Records excerpted from a collection:
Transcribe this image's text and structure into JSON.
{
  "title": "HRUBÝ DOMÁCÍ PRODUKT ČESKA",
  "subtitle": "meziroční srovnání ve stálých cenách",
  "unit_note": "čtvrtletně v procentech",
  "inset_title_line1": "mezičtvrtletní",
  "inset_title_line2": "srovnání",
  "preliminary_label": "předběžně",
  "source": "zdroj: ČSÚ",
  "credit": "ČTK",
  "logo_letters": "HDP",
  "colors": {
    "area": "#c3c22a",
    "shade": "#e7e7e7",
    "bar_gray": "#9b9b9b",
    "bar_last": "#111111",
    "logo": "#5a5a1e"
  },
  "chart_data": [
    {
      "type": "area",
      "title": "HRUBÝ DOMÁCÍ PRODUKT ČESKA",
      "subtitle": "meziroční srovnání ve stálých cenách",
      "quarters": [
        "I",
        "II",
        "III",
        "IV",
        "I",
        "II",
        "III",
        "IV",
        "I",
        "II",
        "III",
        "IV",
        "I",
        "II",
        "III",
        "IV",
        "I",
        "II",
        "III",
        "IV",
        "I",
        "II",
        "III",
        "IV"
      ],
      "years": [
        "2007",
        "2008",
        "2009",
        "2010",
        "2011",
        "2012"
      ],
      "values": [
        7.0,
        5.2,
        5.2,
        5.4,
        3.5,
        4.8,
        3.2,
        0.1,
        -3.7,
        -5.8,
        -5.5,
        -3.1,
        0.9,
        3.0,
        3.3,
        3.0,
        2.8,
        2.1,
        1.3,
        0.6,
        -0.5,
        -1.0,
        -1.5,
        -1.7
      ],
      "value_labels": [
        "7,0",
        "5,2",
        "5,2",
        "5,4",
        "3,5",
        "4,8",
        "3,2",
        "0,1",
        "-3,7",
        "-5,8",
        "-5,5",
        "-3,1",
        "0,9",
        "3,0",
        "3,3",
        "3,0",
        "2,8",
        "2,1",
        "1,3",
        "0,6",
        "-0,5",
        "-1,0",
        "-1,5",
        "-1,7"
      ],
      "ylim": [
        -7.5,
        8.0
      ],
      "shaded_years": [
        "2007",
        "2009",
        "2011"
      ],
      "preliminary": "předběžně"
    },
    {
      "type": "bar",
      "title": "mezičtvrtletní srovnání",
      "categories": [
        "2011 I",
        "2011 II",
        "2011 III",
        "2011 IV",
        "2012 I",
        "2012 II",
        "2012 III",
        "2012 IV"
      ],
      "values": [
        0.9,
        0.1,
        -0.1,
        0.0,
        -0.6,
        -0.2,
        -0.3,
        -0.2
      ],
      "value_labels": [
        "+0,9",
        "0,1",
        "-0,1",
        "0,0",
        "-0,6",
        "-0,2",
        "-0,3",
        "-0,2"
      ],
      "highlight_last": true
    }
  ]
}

■ **Instruction**: Would you write down every record again, exactly?

■ **Reply to the task**:
Transcribe this image's text and structure into JSON.
{
  "title": "HRUBÝ DOMÁCÍ PRODUKT ČESKA",
  "subtitle": "meziroční srovnání ve stálých cenách",
  "unit_note": "čtvrtletně v procentech",
  "inset_title_line1": "mezičtvrtletní",
  "inset_title_line2": "srovnání",
  "preliminary_label": "předběžně",
  "source": "zdroj: ČSÚ",
  "credit": "ČTK",
  "logo_letters": "HDP",
  "colors": {
    "area": "#c3c22a",
    "shade": "#e7e7e7",
    "bar_gray": "#9b9b9b",
    "bar_last": "#111111",
    "logo": "#5a5a1e"
  },
  "chart_data": [
    {
      "type": "area",
      "title": "HRUBÝ DOMÁCÍ PRODUKT ČESKA",
      "subtitle": "meziroční srovnání ve stálých cenách",
      "quarters": [
        "I",
        "II",
        "III",
        "IV",
        "I",
        "II",
        "III",
        "IV",
        "I",
        "II",
        "III",
        "IV",
        "I",
        "II",
        "III",
        "IV",
        "I",
        "II",
        "III",
        "IV",
        "I",
        "II",
        "III",
        "IV"
      ],
      "years": [
        "2007",
        "2008",
        "2009",
        "2010",
        "2011",
        "2012"
      ],
      "values": [
        7.0,
        5.2,
        5.2,
        5.4,
        3.5,
        4.8,
        3.2,
        0.1,
        -3.7,
        -5.8,
        -5.5,
        -3.1,
        0.9,
        3.0,
        3.3,
        3.0,
        2.8,
        2.1,
        1.3,
        0.6,
        -0.5,
        -1.0,
        -1.5,
        -1.7
      ],
      "value_labels": [
        "7,0",
        "5,2",
        "5,2",
        "5,4",
        "3,5",
        "4,8",
        "3,2",
        "0,1",
        "-3,7",
        "-5,8",
        "-5,5",
        "-3,1",
        "0,9",
        "3,0",
        "3,3",
        "3,0",
        "2,8",
        "2,1",
        "1,3",
        "0,6",
        "-0,5",
        "-1,0",
        "-1,5",
        "-1,7"
      ],
      "ylim": [
        -7.5,
        8.0
      ],
      "shaded_years": [
        "2007",
        "2009",
        "2011"
      ],
      "preliminary": "předběžně"
    },
    {
      "type": "bar",
      "title": "mezičtvrtletní srovnání",
      "categories": [
        "2011 I",
        "2011 II",
        "2011 III",
        "2011 IV",
        "2012 I",
        "2012 II",
        "2012 III",
        "2012 IV"
      ],
      "values": [
        0.9,
        0.1,
        -0.1,
        0.0,
        -0.6,
        -0.2,
        -0.3,
        -0.2
      ],
      "value_labels": [
        "+0,9",
        "0,1",
        "-0,1",
        "0,0",
        "-0,6",
        "-0,2",
        "-0,3",
        "-0,2"
      ],
      "highlight_last": true
    }
  ]
}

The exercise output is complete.